Collect each line holding the string "save".
>> begin DATA TO PROCESS
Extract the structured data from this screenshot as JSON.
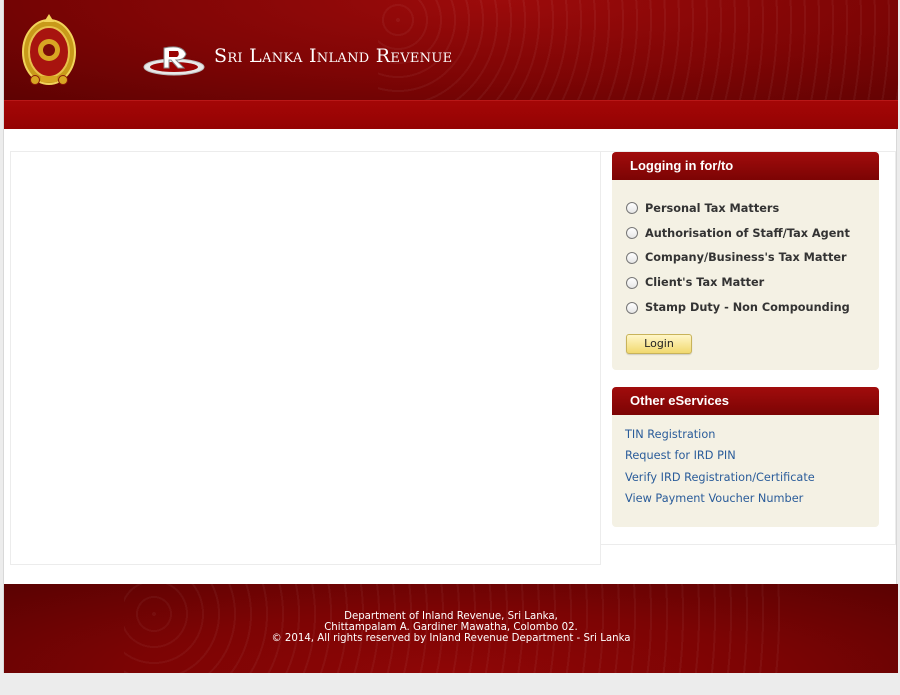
{
  "header": {
    "title": "Sri Lanka Inland Revenue",
    "logo_letter": "R"
  },
  "login_panel": {
    "heading": "Logging in for/to",
    "options": [
      "Personal Tax Matters",
      "Authorisation of Staff/Tax Agent",
      "Company/Business's Tax Matter",
      "Client's Tax Matter",
      "Stamp Duty - Non Compounding"
    ],
    "login_label": "Login"
  },
  "other_panel": {
    "heading": "Other eServices",
    "links": [
      "TIN Registration",
      "Request for IRD PIN",
      "Verify IRD Registration/Certificate",
      "View Payment Voucher Number"
    ]
  },
  "footer": {
    "line1": "Department of Inland Revenue, Sri Lanka,",
    "line2": "Chittampalam A. Gardiner Mawatha, Colombo 02.",
    "line3": "© 2014, All rights reserved by Inland Revenue Department - Sri Lanka"
  },
  "colors": {
    "header_red": "#7e0505",
    "panel_bg": "#f4f1e4",
    "link_blue": "#2a5c9a",
    "button_yellow": "#f1d96f"
  }
}
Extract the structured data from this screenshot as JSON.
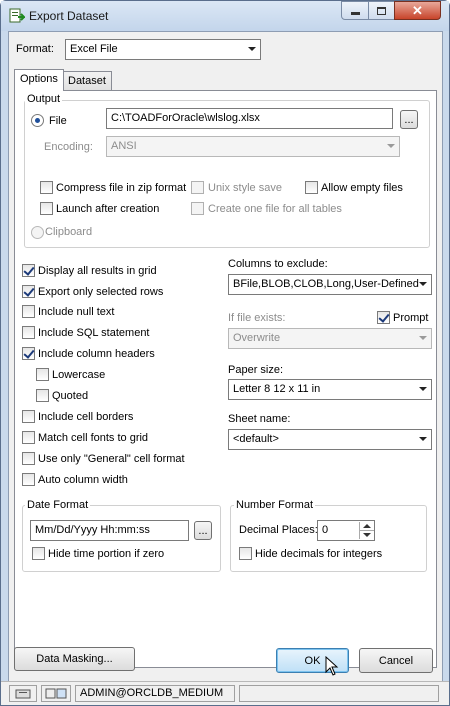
{
  "window": {
    "title": "Export Dataset"
  },
  "format": {
    "label": "Format:",
    "value": "Excel File"
  },
  "tabs": [
    {
      "label": "Options"
    },
    {
      "label": "Dataset"
    }
  ],
  "output": {
    "title": "Output",
    "file_label": "File",
    "file_path": "C:\\TOADForOracle\\wlslog.xlsx",
    "browse_label": "...",
    "encoding_label": "Encoding:",
    "encoding_value": "ANSI",
    "compress_label": "Compress file in zip format",
    "unix_label": "Unix style save",
    "allow_empty_label": "Allow empty files",
    "launch_label": "Launch after creation",
    "one_file_label": "Create one file for all tables",
    "clipboard_label": "Clipboard"
  },
  "options": {
    "display_all": "Display all results in grid",
    "export_selected": "Export only selected rows",
    "include_null": "Include null text",
    "include_sql": "Include SQL statement",
    "include_headers": "Include column headers",
    "lowercase": "Lowercase",
    "quoted": "Quoted",
    "include_borders": "Include cell borders",
    "match_fonts": "Match cell fonts to grid",
    "general_format": "Use only \"General\" cell format",
    "auto_width": "Auto column width"
  },
  "columns_exclude": {
    "label": "Columns to exclude:",
    "value": "BFile,BLOB,CLOB,Long,User-Defined"
  },
  "if_exists": {
    "label": "If file exists:",
    "prompt_label": "Prompt",
    "value": "Overwrite"
  },
  "paper_size": {
    "label": "Paper size:",
    "value": "Letter 8 12 x 11 in"
  },
  "sheet_name": {
    "label": "Sheet name:",
    "value": "<default>"
  },
  "date_format": {
    "title": "Date Format",
    "value": "Mm/Dd/Yyyy Hh:mm:ss",
    "browse_label": "...",
    "hide_time_label": "Hide time portion if zero"
  },
  "number_format": {
    "title": "Number Format",
    "decimal_label": "Decimal Places:",
    "decimal_value": "0",
    "hide_decimals_label": "Hide decimals for integers"
  },
  "buttons": {
    "data_masking": "Data Masking...",
    "ok": "OK",
    "cancel": "Cancel"
  },
  "status": {
    "connection": "ADMIN@ORCLDB_MEDIUM"
  }
}
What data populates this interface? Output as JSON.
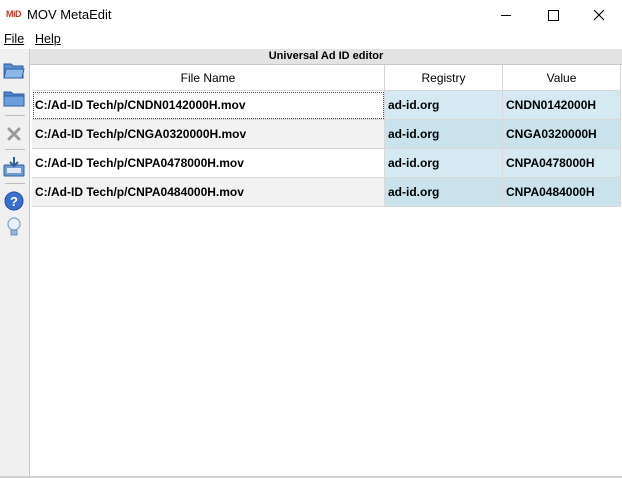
{
  "window": {
    "icon_text": "MiD",
    "title": "MOV MetaEdit",
    "controls": {
      "minimize": "minimize-icon",
      "maximize": "maximize-icon",
      "close": "close-icon"
    }
  },
  "menu": {
    "file": "File",
    "help": "Help"
  },
  "toolbar": {
    "tools": [
      {
        "name": "open-folder-icon",
        "color": "#4a7fc1"
      },
      {
        "name": "open-directory-icon",
        "color": "#4a7fc1"
      },
      {
        "name": "remove-icon",
        "color": "#9a9a9a"
      },
      {
        "name": "save-icon",
        "color": "#4a7fc1"
      },
      {
        "name": "help-icon",
        "color": "#3b6fd0"
      },
      {
        "name": "about-lightbulb-icon",
        "color": "#7aa0c8"
      }
    ]
  },
  "panel": {
    "title": "Universal Ad ID editor",
    "columns": [
      "File Name",
      "Registry",
      "Value"
    ],
    "rows": [
      {
        "file": "C:/Ad-ID Tech/p/CNDN0142000H.mov",
        "registry": "ad-id.org",
        "value": "CNDN0142000H"
      },
      {
        "file": "C:/Ad-ID Tech/p/CNGA0320000H.mov",
        "registry": "ad-id.org",
        "value": "CNGA0320000H"
      },
      {
        "file": "C:/Ad-ID Tech/p/CNPA0478000H.mov",
        "registry": "ad-id.org",
        "value": "CNPA0478000H"
      },
      {
        "file": "C:/Ad-ID Tech/p/CNPA0484000H.mov",
        "registry": "ad-id.org",
        "value": "CNPA0484000H"
      }
    ]
  },
  "colors": {
    "registry_value_bg": "#d4e9f1",
    "alt_row_bg": "#f2f2f2",
    "toolbar_bg": "#f0f0f0"
  }
}
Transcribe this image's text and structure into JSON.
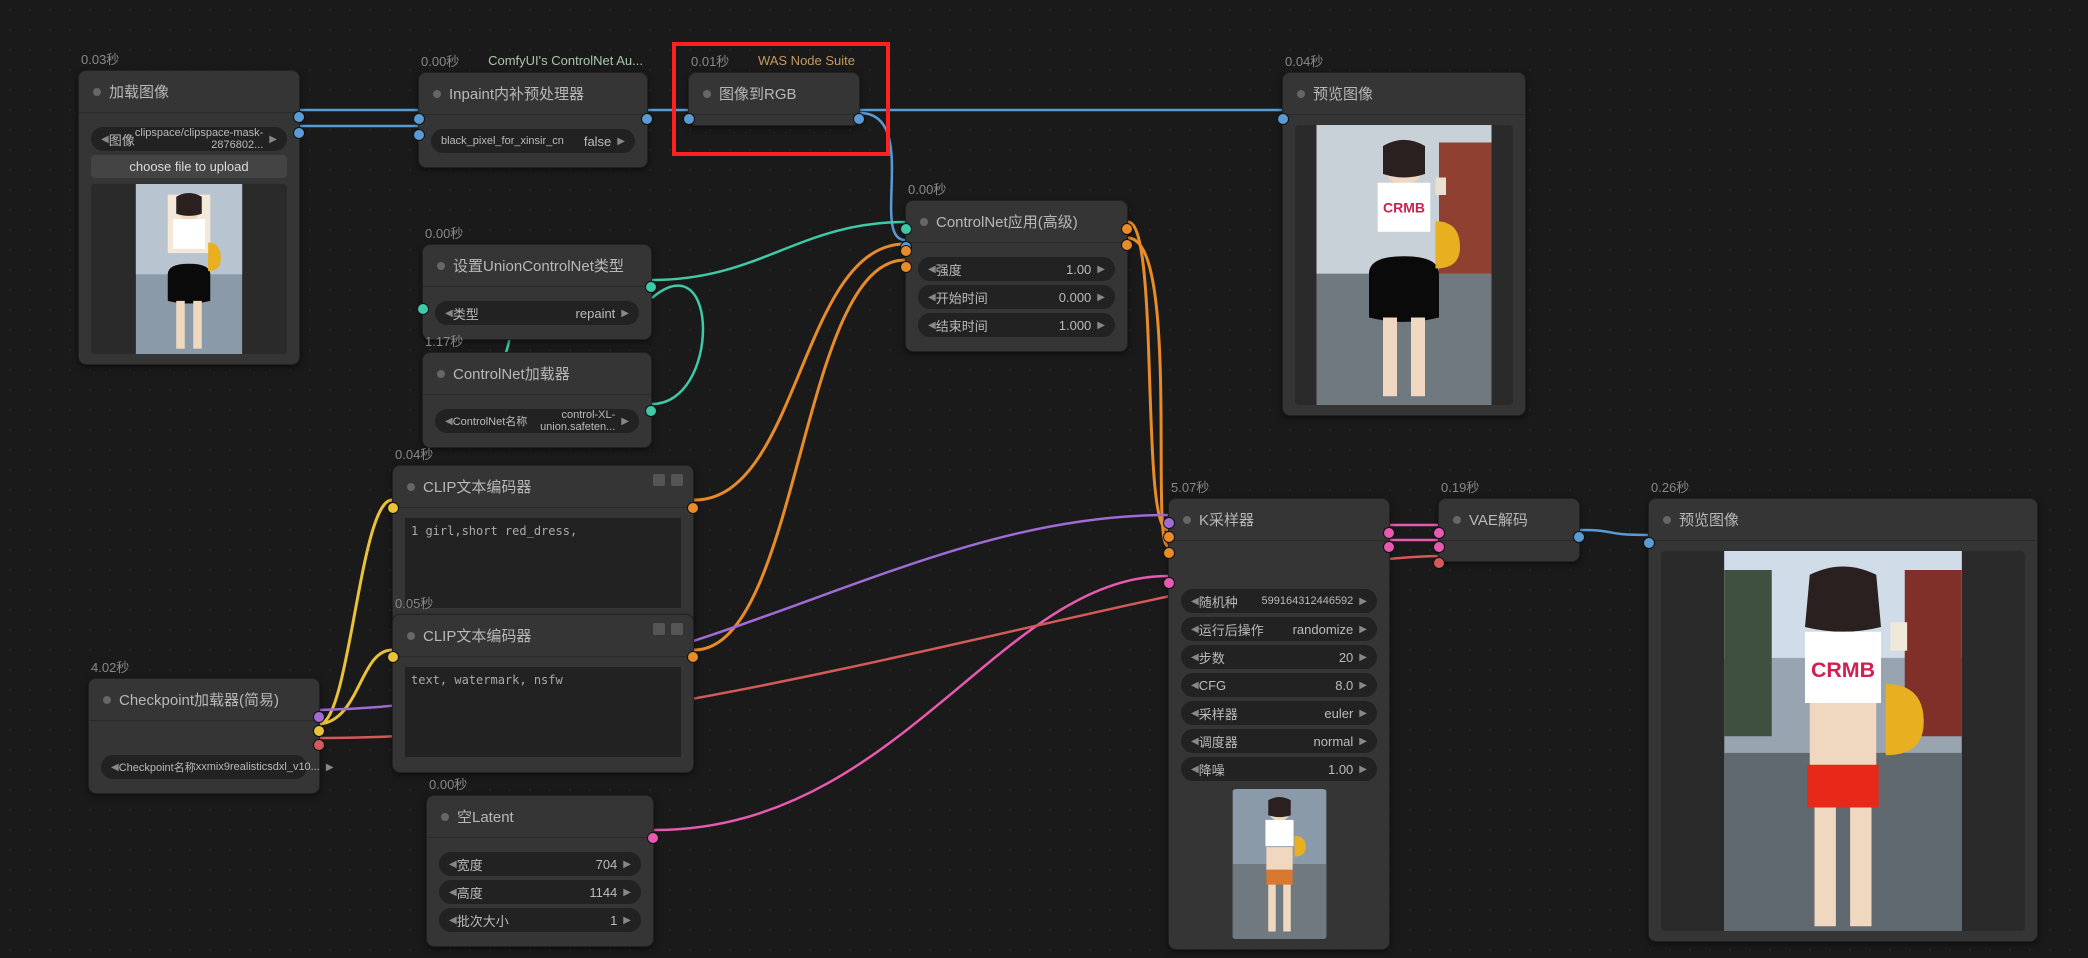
{
  "loadImage": {
    "time": "0.03秒",
    "title": "加载图像",
    "imgField": "图像",
    "imgValue": "clipspace/clipspace-mask-2876802...",
    "uploadBtn": "choose file to upload"
  },
  "inpaintPre": {
    "time": "0.00秒",
    "title": "Inpaint内补预处理器",
    "badge": "ComfyUI's ControlNet Au...",
    "field": "black_pixel_for_xinsir_cn",
    "value": "false"
  },
  "imageToRGB": {
    "time": "0.01秒",
    "title": "图像到RGB",
    "badge": "WAS Node Suite"
  },
  "setUnionType": {
    "time": "0.00秒",
    "title": "设置UnionControlNet类型",
    "label": "类型",
    "value": "repaint"
  },
  "cnLoader": {
    "time": "1.17秒",
    "title": "ControlNet加载器",
    "label": "ControlNet名称",
    "value": "control-XL-union.safeten..."
  },
  "cnApply": {
    "time": "0.00秒",
    "title": "ControlNet应用(高级)",
    "w": [
      {
        "label": "强度",
        "value": "1.00"
      },
      {
        "label": "开始时间",
        "value": "0.000"
      },
      {
        "label": "结束时间",
        "value": "1.000"
      }
    ]
  },
  "clipPos": {
    "time": "0.04秒",
    "title": "CLIP文本编码器",
    "text": "1 girl,short red_dress,"
  },
  "clipNeg": {
    "time": "0.05秒",
    "title": "CLIP文本编码器",
    "text": "text, watermark, nsfw"
  },
  "checkpoint": {
    "time": "4.02秒",
    "title": "Checkpoint加载器(简易)",
    "label": "Checkpoint名称",
    "value": "xxmix9realisticsdxl_v10..."
  },
  "emptyLatent": {
    "time": "0.00秒",
    "title": "空Latent",
    "w": [
      {
        "label": "宽度",
        "value": "704"
      },
      {
        "label": "高度",
        "value": "1144"
      },
      {
        "label": "批次大小",
        "value": "1"
      }
    ]
  },
  "ksampler": {
    "time": "5.07秒",
    "title": "K采样器",
    "w": [
      {
        "label": "随机种",
        "value": "599164312446592"
      },
      {
        "label": "运行后操作",
        "value": "randomize"
      },
      {
        "label": "步数",
        "value": "20"
      },
      {
        "label": "CFG",
        "value": "8.0"
      },
      {
        "label": "采样器",
        "value": "euler"
      },
      {
        "label": "调度器",
        "value": "normal"
      },
      {
        "label": "降噪",
        "value": "1.00"
      }
    ]
  },
  "vaeDecode": {
    "time": "0.19秒",
    "title": "VAE解码"
  },
  "preview1": {
    "time": "0.04秒",
    "title": "预览图像"
  },
  "preview2": {
    "time": "0.26秒",
    "title": "预览图像"
  }
}
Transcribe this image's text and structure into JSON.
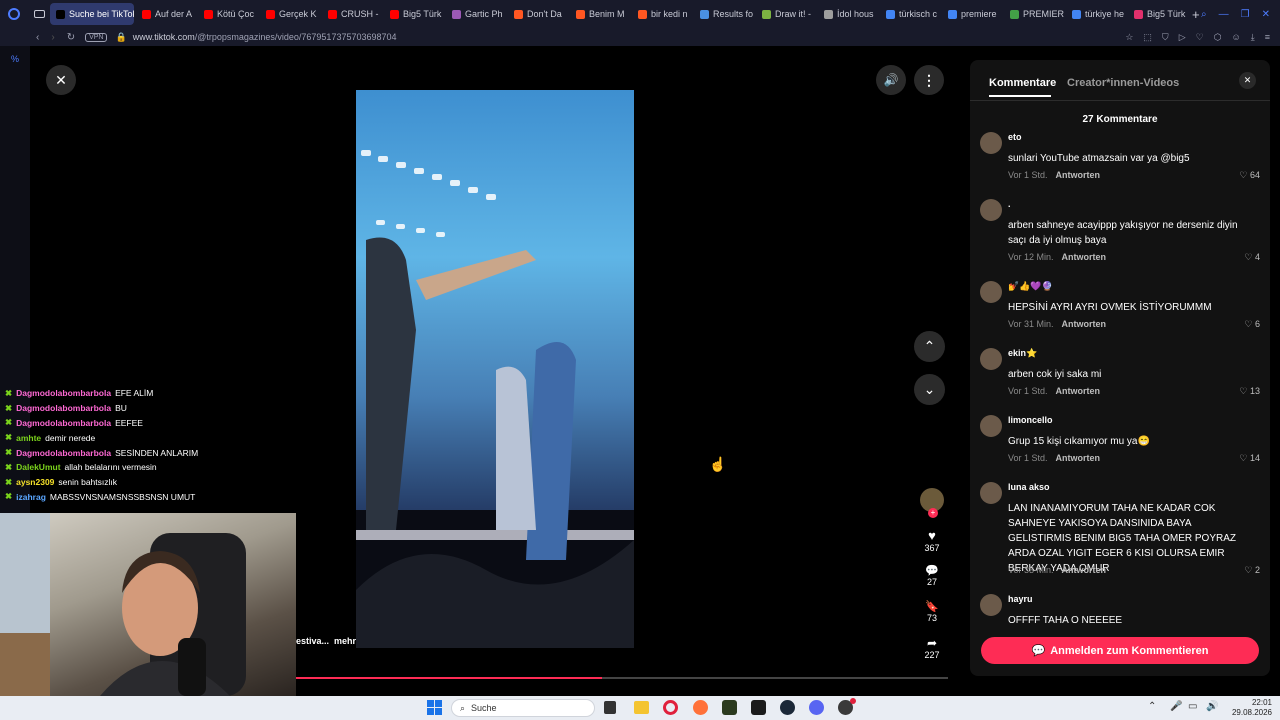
>> end DATA TO PROCESS
◆ **TASK RESULT**:
    "unix_label": "Unix style save",
        "name": "save-icon",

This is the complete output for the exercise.